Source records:
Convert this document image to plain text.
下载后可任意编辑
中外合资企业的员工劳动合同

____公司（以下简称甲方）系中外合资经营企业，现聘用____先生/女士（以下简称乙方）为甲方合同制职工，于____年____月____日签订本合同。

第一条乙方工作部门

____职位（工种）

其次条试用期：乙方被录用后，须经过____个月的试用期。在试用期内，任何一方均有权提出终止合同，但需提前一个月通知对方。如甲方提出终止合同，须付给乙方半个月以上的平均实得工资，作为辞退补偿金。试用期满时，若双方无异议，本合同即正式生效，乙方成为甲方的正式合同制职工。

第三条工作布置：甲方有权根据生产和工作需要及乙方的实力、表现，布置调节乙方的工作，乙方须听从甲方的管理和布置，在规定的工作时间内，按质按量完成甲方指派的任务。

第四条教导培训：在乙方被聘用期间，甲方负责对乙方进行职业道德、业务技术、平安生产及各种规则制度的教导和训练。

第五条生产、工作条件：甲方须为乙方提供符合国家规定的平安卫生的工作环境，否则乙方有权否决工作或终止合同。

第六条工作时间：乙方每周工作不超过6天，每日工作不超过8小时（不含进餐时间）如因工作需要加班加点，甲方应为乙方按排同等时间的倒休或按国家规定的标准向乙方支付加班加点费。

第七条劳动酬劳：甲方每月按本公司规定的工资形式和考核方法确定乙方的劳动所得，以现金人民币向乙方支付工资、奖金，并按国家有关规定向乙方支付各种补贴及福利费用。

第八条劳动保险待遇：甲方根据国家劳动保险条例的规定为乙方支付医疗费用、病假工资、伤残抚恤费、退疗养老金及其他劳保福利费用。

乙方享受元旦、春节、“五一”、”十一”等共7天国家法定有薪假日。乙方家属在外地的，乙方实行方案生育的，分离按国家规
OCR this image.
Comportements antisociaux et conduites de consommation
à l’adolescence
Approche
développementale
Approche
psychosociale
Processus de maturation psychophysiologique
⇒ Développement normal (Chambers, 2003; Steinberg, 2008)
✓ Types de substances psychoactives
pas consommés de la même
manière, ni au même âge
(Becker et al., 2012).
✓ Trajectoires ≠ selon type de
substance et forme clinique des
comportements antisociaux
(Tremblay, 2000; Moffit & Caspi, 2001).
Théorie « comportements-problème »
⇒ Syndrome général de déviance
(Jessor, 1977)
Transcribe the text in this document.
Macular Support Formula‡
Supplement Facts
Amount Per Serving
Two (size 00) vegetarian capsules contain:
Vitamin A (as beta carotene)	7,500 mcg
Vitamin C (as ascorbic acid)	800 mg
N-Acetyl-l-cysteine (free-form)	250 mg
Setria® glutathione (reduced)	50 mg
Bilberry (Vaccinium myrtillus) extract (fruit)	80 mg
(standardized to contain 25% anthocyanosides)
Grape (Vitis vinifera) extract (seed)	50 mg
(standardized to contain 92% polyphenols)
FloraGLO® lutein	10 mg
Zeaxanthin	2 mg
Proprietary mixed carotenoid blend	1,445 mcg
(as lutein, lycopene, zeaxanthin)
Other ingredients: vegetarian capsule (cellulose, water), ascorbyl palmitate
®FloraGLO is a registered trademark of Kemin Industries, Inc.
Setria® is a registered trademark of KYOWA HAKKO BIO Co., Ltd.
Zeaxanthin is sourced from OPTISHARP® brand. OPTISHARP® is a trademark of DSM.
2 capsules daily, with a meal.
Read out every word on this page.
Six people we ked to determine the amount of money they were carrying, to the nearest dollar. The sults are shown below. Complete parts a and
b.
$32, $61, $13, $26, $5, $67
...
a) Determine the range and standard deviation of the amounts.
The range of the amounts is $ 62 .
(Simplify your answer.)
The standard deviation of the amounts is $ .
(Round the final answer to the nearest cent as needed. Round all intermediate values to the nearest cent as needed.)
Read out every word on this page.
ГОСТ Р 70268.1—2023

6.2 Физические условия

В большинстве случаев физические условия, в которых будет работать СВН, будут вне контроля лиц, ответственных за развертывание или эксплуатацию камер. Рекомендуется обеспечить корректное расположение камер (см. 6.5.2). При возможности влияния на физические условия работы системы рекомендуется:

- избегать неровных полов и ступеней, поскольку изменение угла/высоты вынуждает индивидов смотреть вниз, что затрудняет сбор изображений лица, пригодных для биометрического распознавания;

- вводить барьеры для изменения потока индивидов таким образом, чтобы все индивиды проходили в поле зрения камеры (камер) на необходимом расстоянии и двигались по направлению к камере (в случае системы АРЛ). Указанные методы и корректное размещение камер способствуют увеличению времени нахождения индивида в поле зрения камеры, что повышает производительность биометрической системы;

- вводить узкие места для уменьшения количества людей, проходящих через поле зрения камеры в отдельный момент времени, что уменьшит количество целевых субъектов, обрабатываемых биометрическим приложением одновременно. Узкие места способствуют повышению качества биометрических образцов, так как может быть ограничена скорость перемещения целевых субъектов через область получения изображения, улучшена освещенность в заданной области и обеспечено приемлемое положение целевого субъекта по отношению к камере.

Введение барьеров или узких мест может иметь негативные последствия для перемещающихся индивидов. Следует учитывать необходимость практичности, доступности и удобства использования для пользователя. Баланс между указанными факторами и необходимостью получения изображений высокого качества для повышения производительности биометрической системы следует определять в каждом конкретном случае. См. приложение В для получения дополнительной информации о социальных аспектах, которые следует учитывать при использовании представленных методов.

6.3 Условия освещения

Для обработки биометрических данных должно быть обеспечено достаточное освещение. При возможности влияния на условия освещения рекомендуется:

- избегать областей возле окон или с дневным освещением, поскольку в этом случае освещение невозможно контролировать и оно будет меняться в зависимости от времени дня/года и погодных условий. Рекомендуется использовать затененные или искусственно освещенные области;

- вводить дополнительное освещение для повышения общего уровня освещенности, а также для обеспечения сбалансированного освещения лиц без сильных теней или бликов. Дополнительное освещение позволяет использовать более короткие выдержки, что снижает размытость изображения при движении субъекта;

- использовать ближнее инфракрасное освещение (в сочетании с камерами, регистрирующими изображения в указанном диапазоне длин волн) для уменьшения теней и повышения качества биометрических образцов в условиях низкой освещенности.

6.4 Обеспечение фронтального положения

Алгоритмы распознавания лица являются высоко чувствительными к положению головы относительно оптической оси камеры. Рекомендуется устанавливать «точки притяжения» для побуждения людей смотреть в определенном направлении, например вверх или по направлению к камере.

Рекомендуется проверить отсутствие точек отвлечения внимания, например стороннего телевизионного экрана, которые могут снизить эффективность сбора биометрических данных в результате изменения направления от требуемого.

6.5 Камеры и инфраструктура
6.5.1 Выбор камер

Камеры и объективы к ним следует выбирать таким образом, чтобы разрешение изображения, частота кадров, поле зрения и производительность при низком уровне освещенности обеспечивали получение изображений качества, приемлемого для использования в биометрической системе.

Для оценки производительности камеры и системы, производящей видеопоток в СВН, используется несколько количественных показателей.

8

■ GOAL:
What is the number of lines in the data above that include the word "Setria"? Answer with that number only.

■ EXERCISE RESPONSE:
2